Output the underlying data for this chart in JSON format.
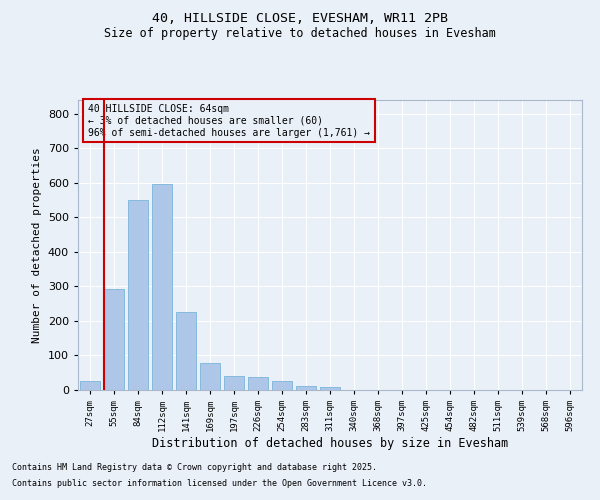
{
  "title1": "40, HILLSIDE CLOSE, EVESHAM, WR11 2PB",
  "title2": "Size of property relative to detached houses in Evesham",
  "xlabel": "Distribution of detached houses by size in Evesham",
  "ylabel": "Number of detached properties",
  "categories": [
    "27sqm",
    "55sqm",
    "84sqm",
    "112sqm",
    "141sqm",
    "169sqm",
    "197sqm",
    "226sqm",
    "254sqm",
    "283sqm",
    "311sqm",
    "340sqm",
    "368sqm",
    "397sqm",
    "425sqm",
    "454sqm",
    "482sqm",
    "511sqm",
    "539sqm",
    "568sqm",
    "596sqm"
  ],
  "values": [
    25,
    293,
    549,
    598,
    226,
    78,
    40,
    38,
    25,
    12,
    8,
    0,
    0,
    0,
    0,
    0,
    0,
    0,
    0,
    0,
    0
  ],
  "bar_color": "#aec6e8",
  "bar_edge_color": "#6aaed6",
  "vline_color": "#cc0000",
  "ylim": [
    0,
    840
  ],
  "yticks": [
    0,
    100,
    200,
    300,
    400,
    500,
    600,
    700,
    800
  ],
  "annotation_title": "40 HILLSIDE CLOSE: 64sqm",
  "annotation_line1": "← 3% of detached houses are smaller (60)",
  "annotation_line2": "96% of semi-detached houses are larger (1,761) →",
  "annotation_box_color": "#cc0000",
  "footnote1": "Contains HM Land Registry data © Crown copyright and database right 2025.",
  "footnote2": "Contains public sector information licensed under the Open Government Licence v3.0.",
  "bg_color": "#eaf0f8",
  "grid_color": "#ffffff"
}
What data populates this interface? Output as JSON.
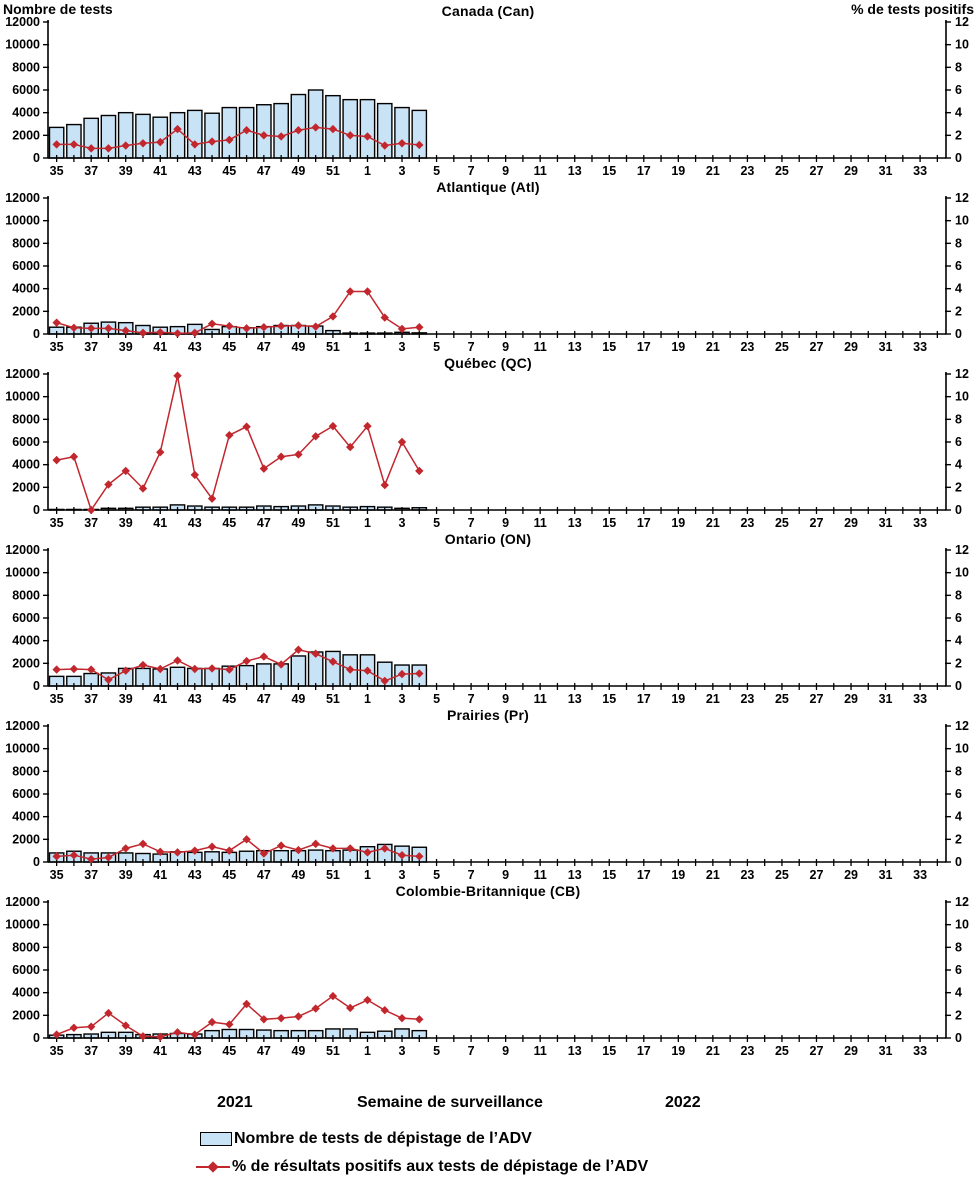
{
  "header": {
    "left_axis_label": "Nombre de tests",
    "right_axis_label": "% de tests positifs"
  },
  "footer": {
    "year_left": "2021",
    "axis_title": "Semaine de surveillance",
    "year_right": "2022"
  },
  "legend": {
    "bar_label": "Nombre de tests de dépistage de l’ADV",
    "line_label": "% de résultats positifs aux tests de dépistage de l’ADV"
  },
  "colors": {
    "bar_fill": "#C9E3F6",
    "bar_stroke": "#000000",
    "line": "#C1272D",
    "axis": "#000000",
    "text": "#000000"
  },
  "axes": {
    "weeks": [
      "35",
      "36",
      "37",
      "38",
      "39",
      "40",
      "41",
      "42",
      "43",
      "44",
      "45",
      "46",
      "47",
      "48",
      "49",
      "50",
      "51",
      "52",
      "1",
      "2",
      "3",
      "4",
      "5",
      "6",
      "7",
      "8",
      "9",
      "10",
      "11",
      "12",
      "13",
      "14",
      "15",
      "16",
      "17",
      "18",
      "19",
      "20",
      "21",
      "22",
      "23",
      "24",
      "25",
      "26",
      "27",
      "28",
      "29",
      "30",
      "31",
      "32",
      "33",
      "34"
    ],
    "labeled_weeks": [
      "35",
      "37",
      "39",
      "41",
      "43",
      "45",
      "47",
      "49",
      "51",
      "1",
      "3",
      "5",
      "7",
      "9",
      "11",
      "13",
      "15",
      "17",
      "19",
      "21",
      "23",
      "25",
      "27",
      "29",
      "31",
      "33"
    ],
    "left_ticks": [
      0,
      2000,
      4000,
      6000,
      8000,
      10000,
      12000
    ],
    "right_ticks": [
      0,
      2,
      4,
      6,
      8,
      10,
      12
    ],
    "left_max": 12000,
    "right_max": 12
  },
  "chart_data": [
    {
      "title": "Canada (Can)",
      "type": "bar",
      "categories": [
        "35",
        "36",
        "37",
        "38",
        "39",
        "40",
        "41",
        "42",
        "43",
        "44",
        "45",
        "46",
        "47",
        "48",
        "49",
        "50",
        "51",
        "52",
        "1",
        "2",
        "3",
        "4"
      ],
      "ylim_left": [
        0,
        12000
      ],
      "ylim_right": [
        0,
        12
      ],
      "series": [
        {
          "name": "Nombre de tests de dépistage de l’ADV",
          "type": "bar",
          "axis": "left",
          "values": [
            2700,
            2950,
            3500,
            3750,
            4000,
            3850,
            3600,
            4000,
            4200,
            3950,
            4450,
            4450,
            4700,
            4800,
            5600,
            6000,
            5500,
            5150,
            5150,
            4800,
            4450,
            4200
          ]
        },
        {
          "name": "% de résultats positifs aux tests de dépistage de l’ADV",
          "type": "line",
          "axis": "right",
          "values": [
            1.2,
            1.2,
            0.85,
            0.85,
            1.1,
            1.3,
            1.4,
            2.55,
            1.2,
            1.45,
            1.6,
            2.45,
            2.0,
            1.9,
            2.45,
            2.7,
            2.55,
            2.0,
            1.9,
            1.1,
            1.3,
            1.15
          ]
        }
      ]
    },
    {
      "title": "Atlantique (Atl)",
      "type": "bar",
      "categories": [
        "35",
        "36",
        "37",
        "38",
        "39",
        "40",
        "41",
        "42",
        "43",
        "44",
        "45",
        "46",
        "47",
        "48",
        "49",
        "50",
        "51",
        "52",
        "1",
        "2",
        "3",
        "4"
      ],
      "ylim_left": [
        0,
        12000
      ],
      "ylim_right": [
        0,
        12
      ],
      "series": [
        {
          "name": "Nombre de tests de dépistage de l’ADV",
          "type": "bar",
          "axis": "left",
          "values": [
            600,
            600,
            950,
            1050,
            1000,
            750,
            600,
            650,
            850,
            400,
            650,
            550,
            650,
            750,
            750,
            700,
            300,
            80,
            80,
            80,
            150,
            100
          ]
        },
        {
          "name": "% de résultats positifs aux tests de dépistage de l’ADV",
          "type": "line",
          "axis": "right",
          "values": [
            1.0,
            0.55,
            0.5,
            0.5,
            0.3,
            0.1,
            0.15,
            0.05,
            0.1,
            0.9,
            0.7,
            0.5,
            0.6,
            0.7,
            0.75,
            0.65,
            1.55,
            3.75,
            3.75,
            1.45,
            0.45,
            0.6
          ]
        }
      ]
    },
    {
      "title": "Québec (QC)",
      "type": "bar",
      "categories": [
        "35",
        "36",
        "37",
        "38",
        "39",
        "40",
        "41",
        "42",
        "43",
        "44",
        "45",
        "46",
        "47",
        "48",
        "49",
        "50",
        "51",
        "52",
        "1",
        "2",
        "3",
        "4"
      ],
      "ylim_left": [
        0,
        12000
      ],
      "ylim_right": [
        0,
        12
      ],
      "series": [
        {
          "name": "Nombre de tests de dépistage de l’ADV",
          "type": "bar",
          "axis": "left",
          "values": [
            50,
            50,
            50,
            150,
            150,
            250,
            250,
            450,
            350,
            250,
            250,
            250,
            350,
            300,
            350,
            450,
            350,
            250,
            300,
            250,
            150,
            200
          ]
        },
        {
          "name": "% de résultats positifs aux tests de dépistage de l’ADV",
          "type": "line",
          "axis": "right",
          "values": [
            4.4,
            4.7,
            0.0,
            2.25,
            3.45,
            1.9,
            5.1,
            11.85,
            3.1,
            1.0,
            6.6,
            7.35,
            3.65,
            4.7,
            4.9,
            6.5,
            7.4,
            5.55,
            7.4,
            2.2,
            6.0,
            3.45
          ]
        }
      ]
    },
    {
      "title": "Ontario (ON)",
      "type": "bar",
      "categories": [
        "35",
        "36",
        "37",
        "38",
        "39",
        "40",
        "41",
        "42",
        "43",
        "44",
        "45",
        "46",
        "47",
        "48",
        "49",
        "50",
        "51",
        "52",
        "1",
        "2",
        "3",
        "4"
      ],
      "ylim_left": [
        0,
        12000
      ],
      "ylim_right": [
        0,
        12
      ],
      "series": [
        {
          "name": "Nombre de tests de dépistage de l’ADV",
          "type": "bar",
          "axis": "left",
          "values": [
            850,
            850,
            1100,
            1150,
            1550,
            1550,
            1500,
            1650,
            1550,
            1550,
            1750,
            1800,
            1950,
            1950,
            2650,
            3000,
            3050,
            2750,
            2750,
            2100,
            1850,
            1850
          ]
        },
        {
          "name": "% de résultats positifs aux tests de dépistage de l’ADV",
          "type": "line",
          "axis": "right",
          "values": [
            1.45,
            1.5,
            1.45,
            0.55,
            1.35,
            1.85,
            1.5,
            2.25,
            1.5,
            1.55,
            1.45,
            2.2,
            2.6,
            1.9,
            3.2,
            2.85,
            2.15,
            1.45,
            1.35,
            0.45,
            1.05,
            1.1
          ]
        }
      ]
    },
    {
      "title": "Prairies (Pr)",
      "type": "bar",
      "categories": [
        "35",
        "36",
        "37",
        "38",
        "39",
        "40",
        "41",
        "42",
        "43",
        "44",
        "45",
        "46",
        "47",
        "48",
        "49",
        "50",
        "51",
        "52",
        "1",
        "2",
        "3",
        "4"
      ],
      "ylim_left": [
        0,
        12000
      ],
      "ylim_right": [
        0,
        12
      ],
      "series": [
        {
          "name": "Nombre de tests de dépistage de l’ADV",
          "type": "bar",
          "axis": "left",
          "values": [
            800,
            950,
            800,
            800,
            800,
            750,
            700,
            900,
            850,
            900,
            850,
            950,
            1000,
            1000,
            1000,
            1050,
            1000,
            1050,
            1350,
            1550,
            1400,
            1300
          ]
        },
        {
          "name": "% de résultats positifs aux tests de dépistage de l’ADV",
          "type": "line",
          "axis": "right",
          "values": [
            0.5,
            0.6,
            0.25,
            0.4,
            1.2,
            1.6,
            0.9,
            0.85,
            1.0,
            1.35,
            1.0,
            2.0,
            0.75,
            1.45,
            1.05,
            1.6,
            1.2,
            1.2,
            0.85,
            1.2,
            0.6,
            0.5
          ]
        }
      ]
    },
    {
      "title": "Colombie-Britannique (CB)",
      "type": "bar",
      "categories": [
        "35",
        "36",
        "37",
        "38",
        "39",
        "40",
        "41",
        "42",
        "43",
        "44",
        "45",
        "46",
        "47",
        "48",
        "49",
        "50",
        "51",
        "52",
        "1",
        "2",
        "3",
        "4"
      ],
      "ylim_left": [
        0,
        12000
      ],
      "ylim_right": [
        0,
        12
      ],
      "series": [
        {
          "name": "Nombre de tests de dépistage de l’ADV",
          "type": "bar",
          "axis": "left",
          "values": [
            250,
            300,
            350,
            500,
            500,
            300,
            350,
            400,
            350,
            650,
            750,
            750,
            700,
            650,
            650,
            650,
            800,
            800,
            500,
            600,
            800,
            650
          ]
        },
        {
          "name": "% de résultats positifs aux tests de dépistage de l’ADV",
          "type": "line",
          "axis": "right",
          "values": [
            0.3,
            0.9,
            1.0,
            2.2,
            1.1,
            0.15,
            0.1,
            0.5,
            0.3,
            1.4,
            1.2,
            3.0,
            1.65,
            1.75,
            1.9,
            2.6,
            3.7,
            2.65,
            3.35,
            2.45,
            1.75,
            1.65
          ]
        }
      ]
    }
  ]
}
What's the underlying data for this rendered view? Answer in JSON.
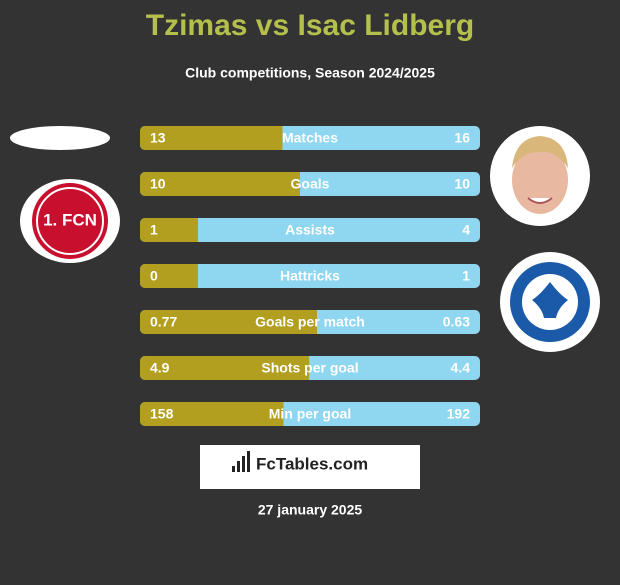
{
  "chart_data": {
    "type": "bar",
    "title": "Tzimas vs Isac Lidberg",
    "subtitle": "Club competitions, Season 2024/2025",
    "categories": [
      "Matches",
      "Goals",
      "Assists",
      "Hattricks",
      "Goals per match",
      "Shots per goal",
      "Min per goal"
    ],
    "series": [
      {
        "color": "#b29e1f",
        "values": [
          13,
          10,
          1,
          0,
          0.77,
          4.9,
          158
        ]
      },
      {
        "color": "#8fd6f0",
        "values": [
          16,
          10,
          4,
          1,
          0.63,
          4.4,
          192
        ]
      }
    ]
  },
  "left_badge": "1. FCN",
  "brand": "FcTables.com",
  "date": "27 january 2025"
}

----------

**YOUR INSTRUCTIONS:** Gather from the entries above all lines that include the string "houses".

**ANSWER TO THIS TASK:**
  "title2": "Size of property relative to detached houses in Evesham",
  "xlabel": "Distribution of detached houses by size in Evesham",
  "annotation_line1": "← 3% of detached houses are smaller (60)",
  "annotation_line2": "96% of semi-detached houses are larger (1,761) →",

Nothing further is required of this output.